#### What to work on:
Exclude the pictures, then copy all remaining records exactly.

Records from a dataset:
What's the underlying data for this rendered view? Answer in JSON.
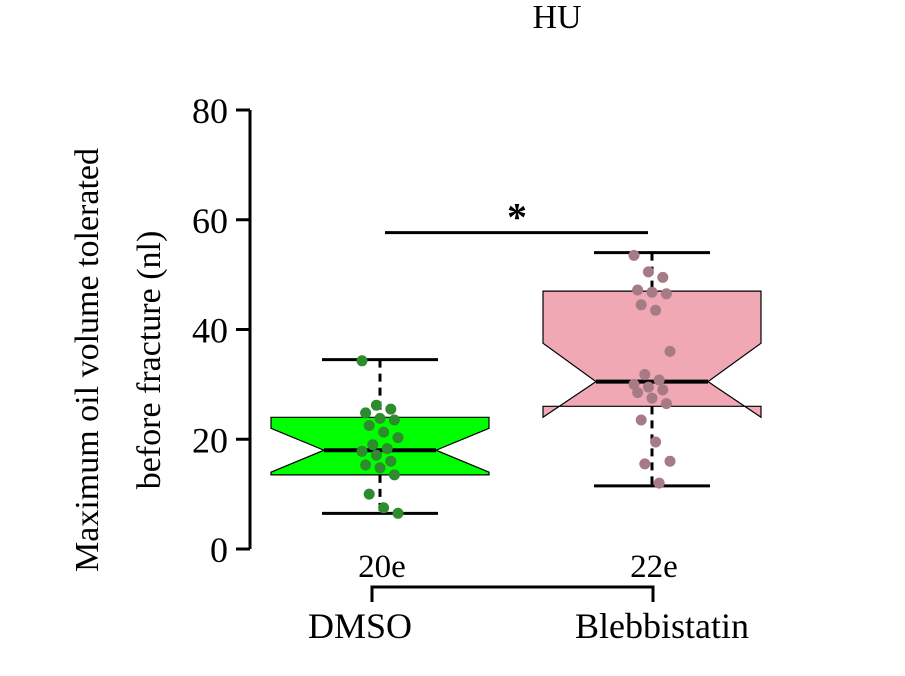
{
  "chart_data": {
    "type": "box",
    "title": "HU",
    "ylabel_line1": "Maximum oil volume tolerated",
    "ylabel_line2": "before fracture (nl)",
    "xlabel": "",
    "ylim": [
      0,
      80
    ],
    "yticks": [
      0,
      20,
      40,
      60,
      80
    ],
    "grid": false,
    "legend": "none",
    "significance": "*",
    "groups": [
      {
        "name": "DMSO",
        "n_label": "20e",
        "color": "#00ff00",
        "point_color": "#2e8b2e",
        "min": 6.5,
        "q1": 13.5,
        "median": 18,
        "q3": 24,
        "max": 34.5,
        "notch_low": 14,
        "notch_high": 22,
        "points": [
          34.3,
          26.2,
          25.5,
          24.8,
          23.8,
          23.5,
          22.5,
          21.3,
          20.3,
          19.0,
          18.3,
          17.8,
          17.1,
          16.0,
          15.3,
          14.8,
          13.5,
          10.0,
          7.5,
          6.5
        ]
      },
      {
        "name": "Blebbistatin",
        "n_label": "22e",
        "color": "#f0a8b4",
        "point_color": "#a67b85",
        "min": 11.5,
        "q1": 26,
        "median": 30.5,
        "q3": 47,
        "max": 54,
        "notch_low": 24,
        "notch_high": 37.5,
        "points": [
          53.5,
          50.5,
          49.5,
          47.2,
          46.8,
          46.5,
          44.5,
          43.5,
          36.0,
          31.8,
          30.8,
          30.0,
          29.5,
          29.0,
          28.5,
          27.5,
          26.5,
          23.5,
          19.5,
          16.0,
          15.5,
          12.0
        ]
      }
    ]
  }
}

#### In response:
What's the underlying data for this rendered view? Answer in JSON.
{
  "chart_data": {
    "type": "box",
    "title": "HU",
    "ylabel_line1": "Maximum oil volume tolerated",
    "ylabel_line2": "before fracture (nl)",
    "xlabel": "",
    "ylim": [
      0,
      80
    ],
    "yticks": [
      0,
      20,
      40,
      60,
      80
    ],
    "grid": false,
    "legend": "none",
    "significance": "*",
    "groups": [
      {
        "name": "DMSO",
        "n_label": "20e",
        "color": "#00ff00",
        "point_color": "#2e8b2e",
        "min": 6.5,
        "q1": 13.5,
        "median": 18,
        "q3": 24,
        "max": 34.5,
        "notch_low": 14,
        "notch_high": 22,
        "points": [
          34.3,
          26.2,
          25.5,
          24.8,
          23.8,
          23.5,
          22.5,
          21.3,
          20.3,
          19.0,
          18.3,
          17.8,
          17.1,
          16.0,
          15.3,
          14.8,
          13.5,
          10.0,
          7.5,
          6.5
        ]
      },
      {
        "name": "Blebbistatin",
        "n_label": "22e",
        "color": "#f0a8b4",
        "point_color": "#a67b85",
        "min": 11.5,
        "q1": 26,
        "median": 30.5,
        "q3": 47,
        "max": 54,
        "notch_low": 24,
        "notch_high": 37.5,
        "points": [
          53.5,
          50.5,
          49.5,
          47.2,
          46.8,
          46.5,
          44.5,
          43.5,
          36.0,
          31.8,
          30.8,
          30.0,
          29.5,
          29.0,
          28.5,
          27.5,
          26.5,
          23.5,
          19.5,
          16.0,
          15.5,
          12.0
        ]
      }
    ]
  }
}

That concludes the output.